▸ Written task: In the material below, find all lines with the string "would" and copy them.

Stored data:

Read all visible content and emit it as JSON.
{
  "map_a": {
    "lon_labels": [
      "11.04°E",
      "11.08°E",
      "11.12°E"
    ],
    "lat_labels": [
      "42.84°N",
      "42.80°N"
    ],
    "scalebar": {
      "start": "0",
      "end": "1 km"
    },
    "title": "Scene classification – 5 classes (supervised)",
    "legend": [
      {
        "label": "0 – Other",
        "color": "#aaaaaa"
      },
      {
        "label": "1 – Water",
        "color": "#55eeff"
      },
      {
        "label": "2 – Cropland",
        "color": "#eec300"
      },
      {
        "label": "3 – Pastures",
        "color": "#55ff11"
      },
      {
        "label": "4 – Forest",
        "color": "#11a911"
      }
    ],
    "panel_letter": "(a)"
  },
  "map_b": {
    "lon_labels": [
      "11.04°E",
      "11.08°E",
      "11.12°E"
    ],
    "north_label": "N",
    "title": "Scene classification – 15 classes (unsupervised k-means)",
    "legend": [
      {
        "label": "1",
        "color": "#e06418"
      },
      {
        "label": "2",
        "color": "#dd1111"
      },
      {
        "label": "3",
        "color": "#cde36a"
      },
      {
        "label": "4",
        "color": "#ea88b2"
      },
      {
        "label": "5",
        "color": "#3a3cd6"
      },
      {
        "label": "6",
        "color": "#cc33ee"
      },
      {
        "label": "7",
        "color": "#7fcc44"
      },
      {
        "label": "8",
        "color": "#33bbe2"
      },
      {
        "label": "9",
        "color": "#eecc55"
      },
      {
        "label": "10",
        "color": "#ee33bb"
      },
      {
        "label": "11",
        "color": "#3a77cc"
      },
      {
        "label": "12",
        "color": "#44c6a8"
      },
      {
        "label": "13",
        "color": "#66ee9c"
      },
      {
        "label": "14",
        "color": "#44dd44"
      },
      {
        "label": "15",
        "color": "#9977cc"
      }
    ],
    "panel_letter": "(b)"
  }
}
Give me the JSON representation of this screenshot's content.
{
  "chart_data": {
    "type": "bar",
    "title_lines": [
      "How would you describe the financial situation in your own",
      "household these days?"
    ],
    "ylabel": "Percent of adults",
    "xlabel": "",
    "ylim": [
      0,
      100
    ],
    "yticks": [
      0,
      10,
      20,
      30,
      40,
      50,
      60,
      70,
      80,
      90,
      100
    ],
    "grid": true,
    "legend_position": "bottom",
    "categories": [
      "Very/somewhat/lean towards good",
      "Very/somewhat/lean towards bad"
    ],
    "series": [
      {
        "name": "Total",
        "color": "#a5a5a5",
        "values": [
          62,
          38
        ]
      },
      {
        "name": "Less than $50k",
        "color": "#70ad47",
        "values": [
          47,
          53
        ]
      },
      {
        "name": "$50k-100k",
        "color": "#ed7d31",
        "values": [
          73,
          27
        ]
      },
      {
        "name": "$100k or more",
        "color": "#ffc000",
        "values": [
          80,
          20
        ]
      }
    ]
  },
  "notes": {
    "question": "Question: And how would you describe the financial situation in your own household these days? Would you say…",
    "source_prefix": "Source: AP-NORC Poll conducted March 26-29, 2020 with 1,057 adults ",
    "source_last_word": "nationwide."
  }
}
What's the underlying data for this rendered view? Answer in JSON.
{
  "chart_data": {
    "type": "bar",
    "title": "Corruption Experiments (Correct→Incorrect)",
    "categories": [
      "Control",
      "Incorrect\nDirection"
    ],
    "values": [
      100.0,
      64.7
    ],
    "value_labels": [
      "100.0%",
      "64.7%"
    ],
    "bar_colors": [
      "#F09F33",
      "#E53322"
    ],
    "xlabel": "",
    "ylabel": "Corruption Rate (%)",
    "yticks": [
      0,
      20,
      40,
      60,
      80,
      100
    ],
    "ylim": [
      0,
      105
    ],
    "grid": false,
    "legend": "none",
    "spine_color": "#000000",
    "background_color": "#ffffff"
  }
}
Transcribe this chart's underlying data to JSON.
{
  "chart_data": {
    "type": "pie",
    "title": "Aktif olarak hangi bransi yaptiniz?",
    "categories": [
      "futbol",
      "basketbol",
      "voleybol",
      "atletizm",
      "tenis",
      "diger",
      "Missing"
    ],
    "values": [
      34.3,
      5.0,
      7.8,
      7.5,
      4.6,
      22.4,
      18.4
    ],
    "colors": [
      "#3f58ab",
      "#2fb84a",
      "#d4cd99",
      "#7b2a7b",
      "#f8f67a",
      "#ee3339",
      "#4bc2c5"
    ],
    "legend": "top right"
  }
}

▸ Written answer:
      "How would you describe the financial situation in your own",
    "question": "Question: And how would you describe the financial situation in your own household these days? Would you say…",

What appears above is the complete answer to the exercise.